-- WRITTEN INSTRUCTION --
Report only the number of lines that hold the word "mean".
------------------------------------------------------------
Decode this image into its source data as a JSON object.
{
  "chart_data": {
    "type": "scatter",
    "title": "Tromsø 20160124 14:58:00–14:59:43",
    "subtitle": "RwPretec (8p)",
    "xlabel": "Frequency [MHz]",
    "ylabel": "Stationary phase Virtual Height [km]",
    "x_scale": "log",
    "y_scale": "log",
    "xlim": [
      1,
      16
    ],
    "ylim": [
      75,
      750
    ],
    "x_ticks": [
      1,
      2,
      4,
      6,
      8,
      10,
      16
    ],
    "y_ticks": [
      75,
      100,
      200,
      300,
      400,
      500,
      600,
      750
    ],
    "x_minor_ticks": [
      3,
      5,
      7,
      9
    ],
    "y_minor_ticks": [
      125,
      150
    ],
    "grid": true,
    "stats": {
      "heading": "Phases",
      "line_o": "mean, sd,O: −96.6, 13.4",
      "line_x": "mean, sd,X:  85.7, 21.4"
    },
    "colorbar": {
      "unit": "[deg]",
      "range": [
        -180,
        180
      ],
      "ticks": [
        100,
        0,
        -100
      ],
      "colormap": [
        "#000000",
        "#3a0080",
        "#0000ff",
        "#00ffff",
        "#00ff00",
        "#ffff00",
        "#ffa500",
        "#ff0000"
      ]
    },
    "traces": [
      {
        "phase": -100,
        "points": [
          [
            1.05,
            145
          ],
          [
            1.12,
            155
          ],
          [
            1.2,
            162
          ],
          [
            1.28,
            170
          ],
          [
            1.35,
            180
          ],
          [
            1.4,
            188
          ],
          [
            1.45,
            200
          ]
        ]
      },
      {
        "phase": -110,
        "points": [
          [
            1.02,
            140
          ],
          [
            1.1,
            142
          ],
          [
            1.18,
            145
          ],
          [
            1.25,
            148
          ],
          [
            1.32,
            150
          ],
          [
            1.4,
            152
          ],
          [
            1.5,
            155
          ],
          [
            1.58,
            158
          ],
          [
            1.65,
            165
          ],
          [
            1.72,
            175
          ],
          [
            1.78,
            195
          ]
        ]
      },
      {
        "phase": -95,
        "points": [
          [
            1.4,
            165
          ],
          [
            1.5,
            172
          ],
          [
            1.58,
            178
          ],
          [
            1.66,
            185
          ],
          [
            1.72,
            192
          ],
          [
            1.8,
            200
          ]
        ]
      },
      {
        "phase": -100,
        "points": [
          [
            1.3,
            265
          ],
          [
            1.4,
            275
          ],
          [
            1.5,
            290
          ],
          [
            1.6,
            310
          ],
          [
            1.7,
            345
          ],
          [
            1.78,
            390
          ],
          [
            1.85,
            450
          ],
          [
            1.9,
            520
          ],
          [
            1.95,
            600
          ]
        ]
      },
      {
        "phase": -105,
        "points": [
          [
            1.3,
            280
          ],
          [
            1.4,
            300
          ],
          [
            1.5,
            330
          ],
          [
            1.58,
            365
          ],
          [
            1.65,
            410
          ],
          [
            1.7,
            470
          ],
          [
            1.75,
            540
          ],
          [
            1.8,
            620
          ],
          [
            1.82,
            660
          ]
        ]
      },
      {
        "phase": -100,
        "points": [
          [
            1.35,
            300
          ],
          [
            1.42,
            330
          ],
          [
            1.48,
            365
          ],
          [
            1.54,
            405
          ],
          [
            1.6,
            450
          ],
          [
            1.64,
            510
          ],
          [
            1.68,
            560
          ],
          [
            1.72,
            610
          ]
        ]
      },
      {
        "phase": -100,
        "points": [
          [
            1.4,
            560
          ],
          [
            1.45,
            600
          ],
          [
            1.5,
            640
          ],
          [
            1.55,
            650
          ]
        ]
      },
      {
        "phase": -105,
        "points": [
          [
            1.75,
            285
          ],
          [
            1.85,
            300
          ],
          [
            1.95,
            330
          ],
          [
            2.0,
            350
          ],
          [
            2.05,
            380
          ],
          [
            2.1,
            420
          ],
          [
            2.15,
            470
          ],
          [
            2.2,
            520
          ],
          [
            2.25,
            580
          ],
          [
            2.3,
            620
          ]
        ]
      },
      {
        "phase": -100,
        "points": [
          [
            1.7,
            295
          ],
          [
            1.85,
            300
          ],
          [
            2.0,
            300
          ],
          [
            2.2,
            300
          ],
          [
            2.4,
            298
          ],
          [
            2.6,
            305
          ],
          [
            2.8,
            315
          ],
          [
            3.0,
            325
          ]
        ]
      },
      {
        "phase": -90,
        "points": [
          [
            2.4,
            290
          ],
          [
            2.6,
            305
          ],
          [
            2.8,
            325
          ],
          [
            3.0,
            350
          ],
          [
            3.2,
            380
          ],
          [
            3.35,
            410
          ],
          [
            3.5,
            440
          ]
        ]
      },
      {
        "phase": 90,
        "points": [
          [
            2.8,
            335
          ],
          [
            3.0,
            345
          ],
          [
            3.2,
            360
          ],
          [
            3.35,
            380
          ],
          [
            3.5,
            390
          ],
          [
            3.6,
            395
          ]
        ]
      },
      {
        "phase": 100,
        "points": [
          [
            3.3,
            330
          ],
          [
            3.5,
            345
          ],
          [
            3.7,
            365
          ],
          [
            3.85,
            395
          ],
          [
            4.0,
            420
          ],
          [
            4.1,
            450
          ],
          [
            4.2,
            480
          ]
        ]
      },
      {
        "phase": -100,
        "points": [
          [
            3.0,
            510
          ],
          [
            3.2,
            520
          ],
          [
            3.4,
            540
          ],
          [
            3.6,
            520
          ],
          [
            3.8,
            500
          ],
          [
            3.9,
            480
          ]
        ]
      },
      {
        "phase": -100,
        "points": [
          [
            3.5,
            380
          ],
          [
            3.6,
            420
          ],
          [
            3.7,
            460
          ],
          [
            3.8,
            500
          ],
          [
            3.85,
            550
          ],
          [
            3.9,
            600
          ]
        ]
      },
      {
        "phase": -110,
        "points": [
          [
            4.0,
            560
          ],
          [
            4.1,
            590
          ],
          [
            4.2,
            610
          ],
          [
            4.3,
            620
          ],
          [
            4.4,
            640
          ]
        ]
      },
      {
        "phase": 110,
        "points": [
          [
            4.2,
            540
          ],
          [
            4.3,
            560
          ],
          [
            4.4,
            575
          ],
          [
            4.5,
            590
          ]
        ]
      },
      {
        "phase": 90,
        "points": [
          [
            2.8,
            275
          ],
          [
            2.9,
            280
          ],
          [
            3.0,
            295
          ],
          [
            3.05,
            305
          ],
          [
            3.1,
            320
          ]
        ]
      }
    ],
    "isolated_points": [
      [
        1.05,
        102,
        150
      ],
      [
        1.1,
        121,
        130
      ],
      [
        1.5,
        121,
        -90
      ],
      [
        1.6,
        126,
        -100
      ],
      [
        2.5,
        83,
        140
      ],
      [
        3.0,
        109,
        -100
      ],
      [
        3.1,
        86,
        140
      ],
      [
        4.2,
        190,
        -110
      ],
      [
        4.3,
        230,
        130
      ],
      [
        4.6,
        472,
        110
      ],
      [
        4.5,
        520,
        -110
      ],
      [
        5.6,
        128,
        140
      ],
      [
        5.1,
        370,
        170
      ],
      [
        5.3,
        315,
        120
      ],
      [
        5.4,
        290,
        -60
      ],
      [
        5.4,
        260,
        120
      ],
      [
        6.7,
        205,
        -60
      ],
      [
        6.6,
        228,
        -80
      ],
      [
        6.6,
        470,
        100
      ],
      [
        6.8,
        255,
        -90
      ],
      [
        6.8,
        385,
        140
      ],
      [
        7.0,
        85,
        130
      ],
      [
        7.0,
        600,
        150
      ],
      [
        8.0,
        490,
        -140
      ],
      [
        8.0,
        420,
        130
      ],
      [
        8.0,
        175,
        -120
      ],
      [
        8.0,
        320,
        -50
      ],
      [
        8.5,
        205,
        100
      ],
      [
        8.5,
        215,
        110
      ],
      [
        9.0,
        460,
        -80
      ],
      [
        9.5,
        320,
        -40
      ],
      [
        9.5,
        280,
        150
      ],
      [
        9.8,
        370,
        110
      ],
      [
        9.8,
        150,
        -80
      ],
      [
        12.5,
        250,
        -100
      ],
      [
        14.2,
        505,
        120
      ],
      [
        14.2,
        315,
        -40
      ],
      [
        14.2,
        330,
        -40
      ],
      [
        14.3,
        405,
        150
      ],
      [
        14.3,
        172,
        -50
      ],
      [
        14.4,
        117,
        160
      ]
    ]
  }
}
------------------------------------------------------------
-- SOLUTION BELOW --
2